EXERCISE:
Quote all of the data exactly as given. Skip every picture it contains.

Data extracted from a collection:
— start —
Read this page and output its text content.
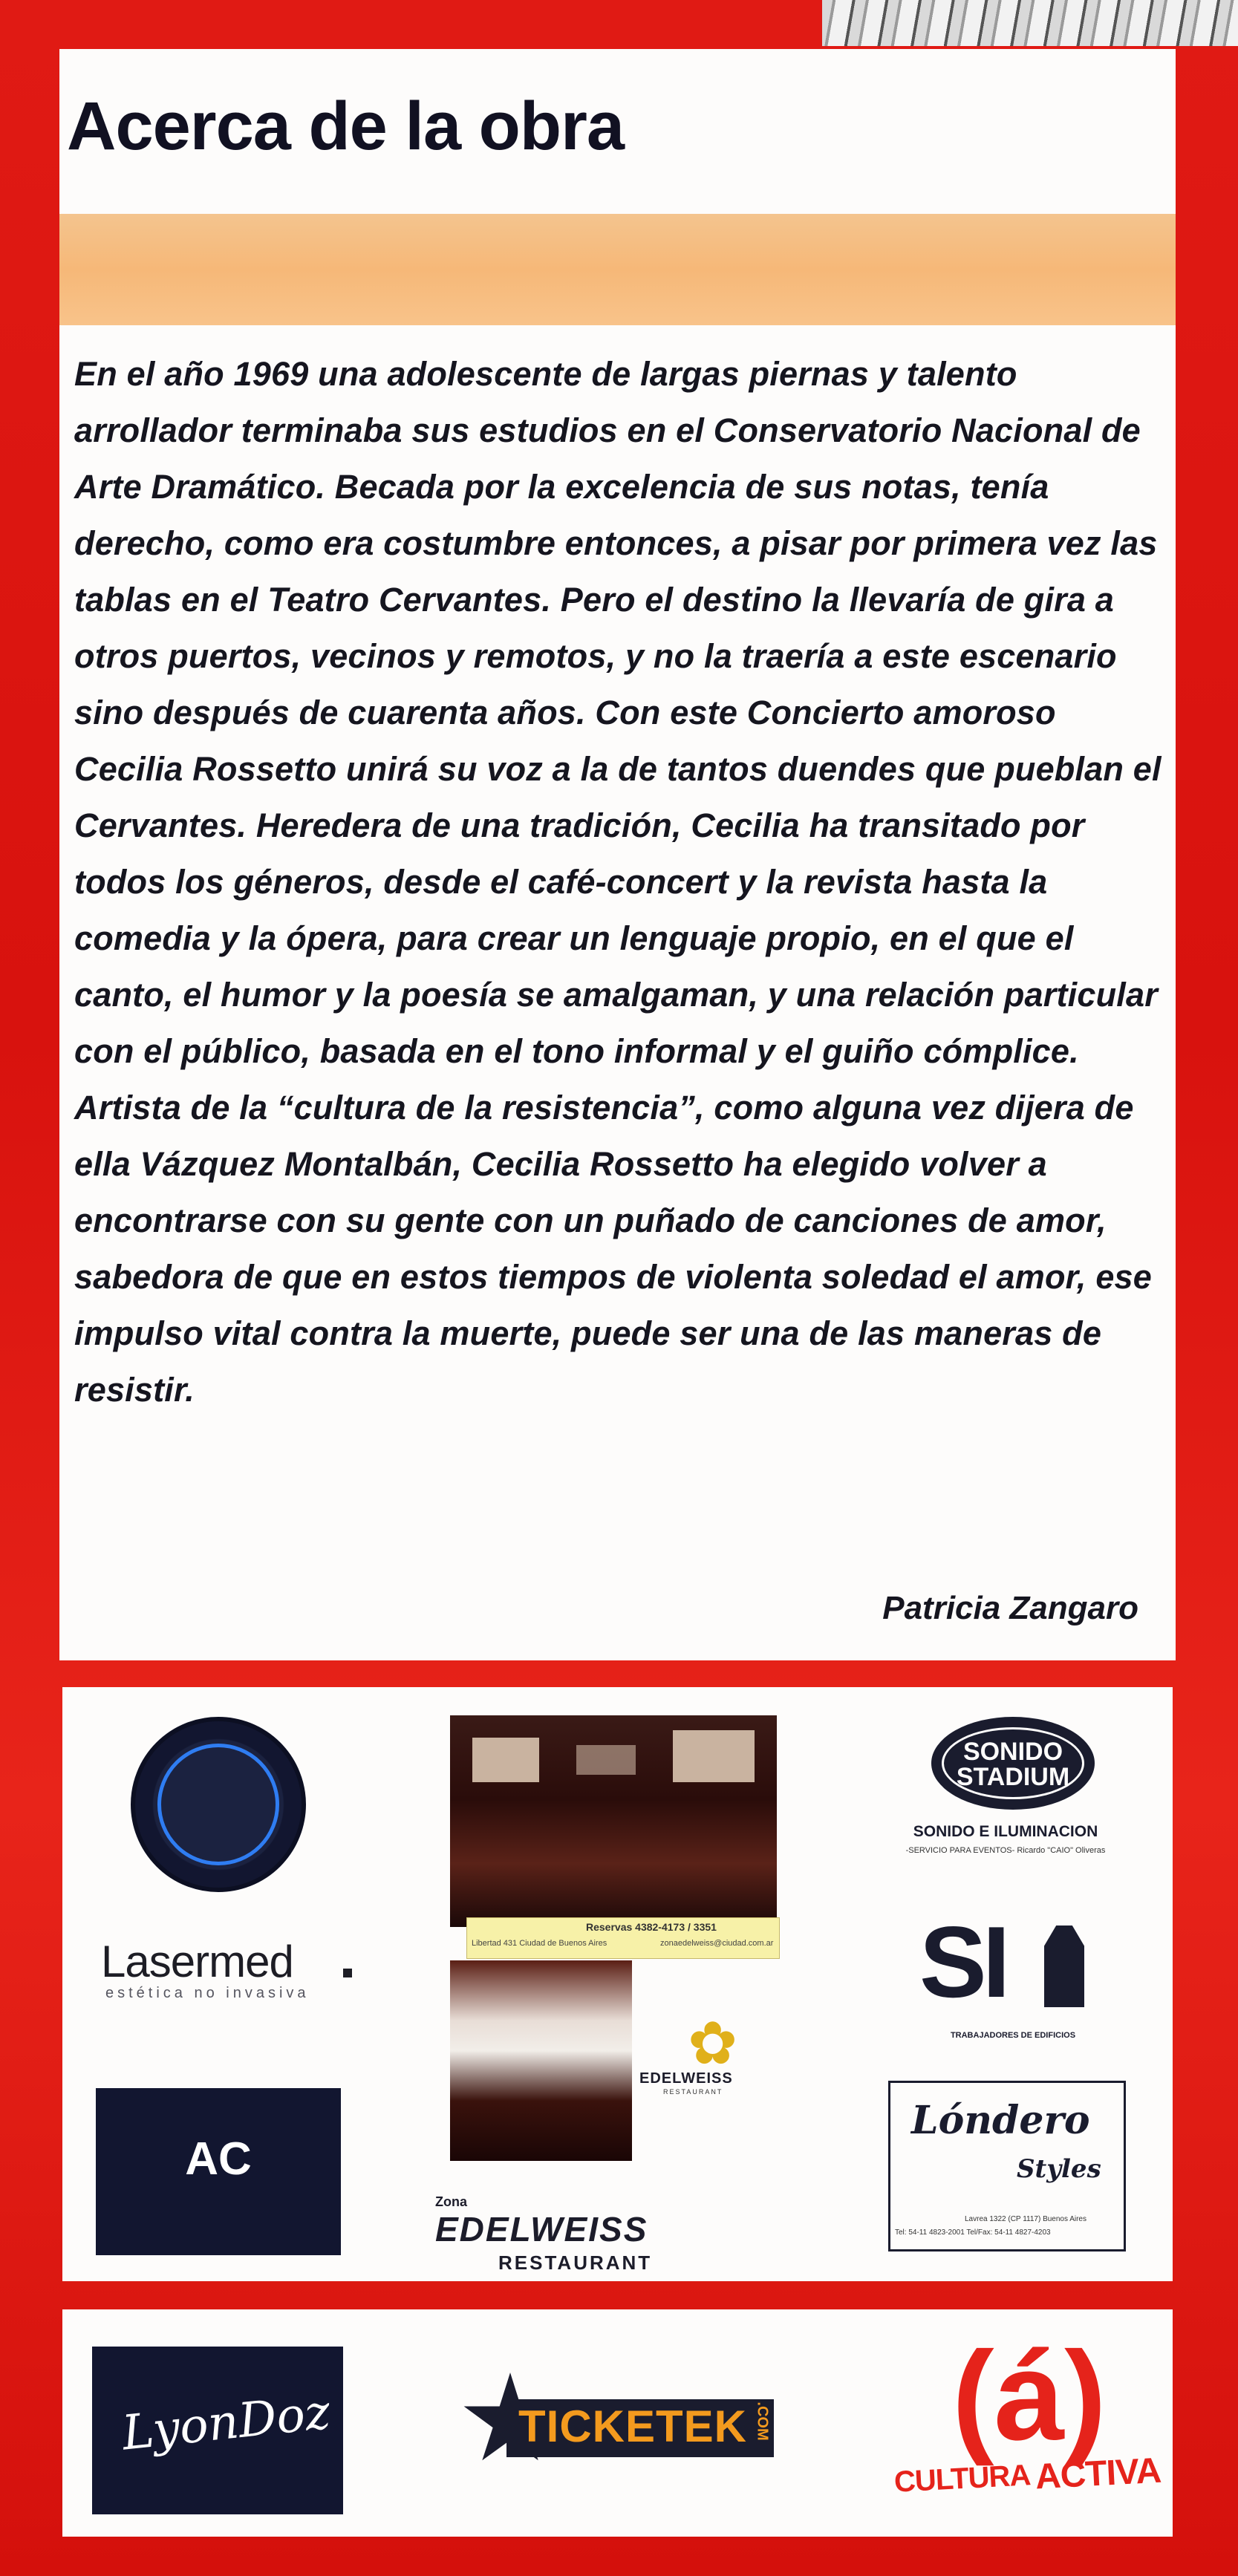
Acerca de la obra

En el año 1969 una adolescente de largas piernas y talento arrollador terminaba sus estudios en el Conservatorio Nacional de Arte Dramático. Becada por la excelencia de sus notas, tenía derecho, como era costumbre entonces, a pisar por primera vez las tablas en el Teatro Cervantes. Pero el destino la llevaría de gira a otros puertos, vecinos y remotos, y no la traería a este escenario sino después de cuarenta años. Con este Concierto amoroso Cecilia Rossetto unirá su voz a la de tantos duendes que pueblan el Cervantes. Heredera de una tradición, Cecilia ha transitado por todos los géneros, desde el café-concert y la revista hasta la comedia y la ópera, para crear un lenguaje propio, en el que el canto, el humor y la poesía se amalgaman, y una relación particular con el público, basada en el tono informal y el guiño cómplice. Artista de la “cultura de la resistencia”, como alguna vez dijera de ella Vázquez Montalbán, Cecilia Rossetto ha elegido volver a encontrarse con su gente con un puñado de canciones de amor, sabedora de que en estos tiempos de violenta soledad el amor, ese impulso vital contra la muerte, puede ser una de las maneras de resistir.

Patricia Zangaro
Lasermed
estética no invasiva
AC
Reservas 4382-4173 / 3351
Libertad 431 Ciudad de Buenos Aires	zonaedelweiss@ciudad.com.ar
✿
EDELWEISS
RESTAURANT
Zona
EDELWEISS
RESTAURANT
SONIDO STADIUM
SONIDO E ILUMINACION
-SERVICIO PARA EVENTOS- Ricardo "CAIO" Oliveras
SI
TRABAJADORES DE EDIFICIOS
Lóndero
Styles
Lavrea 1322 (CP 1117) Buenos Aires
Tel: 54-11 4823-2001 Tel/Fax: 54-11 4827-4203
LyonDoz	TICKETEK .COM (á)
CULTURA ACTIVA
— end —
SOLVED EXERCISE:
Read this page and output its text content.
Acerca de la obra

En el año 1969 una adolescente de largas piernas y talento arrollador terminaba sus estudios en el Conservatorio Nacional de Arte Dramático. Becada por la excelencia de sus notas, tenía derecho, como era costumbre entonces, a pisar por primera vez las tablas en el Teatro Cervantes. Pero el destino la llevaría de gira a otros puertos, vecinos y remotos, y no la traería a este escenario sino después de cuarenta años. Con este Concierto amoroso Cecilia Rossetto unirá su voz a la de tantos duendes que pueblan el Cervantes. Heredera de una tradición, Cecilia ha transitado por todos los géneros, desde el café-concert y la revista hasta la comedia y la ópera, para crear un lenguaje propio, en el que el canto, el humor y la poesía se amalgaman, y una relación particular con el público, basada en el tono informal y el guiño cómplice. Artista de la “cultura de la resistencia”, como alguna vez dijera de ella Vázquez Montalbán, Cecilia Rossetto ha elegido volver a encontrarse con su gente con un puñado de canciones de amor, sabedora de que en estos tiempos de violenta soledad el amor, ese impulso vital contra la muerte, puede ser una de las maneras de resistir.

Patricia Zangaro
Lasermed
estética no invasiva
AC
Reservas 4382-4173 / 3351
Libertad 431 Ciudad de Buenos Aires	zonaedelweiss@ciudad.com.ar
✿
EDELWEISS
RESTAURANT
Zona
EDELWEISS
RESTAURANT
SONIDO STADIUM
SONIDO E ILUMINACION
-SERVICIO PARA EVENTOS- Ricardo "CAIO" Oliveras
SI
TRABAJADORES DE EDIFICIOS
Lóndero
Styles
Lavrea 1322 (CP 1117) Buenos Aires
Tel: 54-11 4823-2001 Tel/Fax: 54-11 4827-4203
LyonDoz	TICKETEK .COM (á)
CULTURA ACTIVA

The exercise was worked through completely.